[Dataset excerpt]
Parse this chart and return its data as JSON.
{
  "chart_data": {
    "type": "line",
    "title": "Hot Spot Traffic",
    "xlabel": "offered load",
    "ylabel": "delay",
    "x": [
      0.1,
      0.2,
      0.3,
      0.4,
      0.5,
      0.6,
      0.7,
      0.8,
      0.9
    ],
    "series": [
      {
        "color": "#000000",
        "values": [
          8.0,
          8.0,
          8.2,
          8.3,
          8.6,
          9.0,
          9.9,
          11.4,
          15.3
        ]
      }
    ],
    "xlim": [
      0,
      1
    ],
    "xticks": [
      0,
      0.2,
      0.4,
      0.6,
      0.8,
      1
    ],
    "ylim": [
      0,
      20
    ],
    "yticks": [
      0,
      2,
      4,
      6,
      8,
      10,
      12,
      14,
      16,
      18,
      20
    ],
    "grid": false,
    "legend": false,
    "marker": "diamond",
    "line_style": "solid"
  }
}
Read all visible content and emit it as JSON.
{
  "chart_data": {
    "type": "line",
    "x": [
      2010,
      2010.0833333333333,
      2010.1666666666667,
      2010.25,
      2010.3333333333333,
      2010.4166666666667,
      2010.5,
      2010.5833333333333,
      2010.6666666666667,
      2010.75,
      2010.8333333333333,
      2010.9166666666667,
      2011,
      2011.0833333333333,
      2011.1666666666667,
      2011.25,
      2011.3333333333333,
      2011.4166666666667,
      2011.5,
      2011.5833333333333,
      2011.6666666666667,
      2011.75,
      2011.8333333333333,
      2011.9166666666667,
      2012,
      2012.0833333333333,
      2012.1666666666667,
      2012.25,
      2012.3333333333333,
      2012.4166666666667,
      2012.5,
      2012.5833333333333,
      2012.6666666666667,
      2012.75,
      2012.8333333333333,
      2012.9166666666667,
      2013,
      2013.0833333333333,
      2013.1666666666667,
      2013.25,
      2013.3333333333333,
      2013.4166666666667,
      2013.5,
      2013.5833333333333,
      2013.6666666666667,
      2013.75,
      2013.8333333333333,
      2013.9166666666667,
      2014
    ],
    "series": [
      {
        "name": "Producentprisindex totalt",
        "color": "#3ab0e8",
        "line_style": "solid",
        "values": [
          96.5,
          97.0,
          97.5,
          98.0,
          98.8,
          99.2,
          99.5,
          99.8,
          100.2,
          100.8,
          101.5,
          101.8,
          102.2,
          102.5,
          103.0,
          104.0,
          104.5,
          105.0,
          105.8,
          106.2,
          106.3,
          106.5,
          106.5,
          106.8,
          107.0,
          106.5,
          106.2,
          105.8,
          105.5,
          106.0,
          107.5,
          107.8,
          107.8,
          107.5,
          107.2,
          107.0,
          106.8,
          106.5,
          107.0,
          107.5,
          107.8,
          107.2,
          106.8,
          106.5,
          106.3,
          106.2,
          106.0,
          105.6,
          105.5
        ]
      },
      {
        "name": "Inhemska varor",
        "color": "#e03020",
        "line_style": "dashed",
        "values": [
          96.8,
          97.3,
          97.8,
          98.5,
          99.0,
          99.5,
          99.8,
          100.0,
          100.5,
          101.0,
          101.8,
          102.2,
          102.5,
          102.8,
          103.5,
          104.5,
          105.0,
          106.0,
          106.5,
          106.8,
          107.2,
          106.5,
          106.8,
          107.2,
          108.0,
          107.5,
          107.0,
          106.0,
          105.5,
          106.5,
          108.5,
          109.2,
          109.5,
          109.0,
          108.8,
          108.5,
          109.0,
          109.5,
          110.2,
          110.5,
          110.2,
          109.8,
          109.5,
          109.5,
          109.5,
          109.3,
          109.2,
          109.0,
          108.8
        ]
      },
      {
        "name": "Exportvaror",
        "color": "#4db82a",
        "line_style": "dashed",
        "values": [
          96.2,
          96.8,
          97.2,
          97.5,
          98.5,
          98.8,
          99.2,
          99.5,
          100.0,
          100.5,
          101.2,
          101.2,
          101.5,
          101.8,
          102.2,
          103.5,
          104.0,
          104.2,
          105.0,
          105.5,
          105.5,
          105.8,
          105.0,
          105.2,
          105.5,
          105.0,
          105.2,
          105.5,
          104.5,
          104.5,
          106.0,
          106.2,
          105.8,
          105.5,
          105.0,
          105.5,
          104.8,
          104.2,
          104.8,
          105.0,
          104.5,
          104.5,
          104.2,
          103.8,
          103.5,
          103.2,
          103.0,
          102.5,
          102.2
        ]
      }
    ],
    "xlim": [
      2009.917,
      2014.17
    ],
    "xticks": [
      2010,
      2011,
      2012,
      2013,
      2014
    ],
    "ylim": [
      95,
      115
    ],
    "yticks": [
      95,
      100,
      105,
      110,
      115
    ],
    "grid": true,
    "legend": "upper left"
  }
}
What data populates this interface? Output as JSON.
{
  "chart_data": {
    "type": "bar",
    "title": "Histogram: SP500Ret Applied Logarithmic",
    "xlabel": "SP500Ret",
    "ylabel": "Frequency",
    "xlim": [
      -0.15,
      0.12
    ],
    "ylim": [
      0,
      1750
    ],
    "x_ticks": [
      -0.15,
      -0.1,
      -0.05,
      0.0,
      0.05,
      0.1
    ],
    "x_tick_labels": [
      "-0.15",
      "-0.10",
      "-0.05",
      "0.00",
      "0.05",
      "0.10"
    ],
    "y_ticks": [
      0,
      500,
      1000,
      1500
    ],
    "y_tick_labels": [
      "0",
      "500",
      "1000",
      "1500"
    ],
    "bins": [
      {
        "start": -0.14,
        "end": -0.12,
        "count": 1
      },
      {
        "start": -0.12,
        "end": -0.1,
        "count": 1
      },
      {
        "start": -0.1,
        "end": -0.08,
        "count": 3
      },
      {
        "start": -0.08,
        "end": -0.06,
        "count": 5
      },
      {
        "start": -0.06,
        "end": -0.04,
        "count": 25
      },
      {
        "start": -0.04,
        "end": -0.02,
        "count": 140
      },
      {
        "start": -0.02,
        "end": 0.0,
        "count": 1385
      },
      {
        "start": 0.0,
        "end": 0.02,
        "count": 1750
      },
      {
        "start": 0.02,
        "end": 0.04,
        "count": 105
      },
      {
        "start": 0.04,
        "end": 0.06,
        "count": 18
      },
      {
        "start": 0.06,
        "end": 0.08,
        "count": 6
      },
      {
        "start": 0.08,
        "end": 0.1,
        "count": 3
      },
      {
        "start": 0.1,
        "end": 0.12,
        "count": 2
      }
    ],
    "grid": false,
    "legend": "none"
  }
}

**Your task:** Going through the entries above, report how many lines include the string "this". The number alone is the answer.

**Problem solution:** 2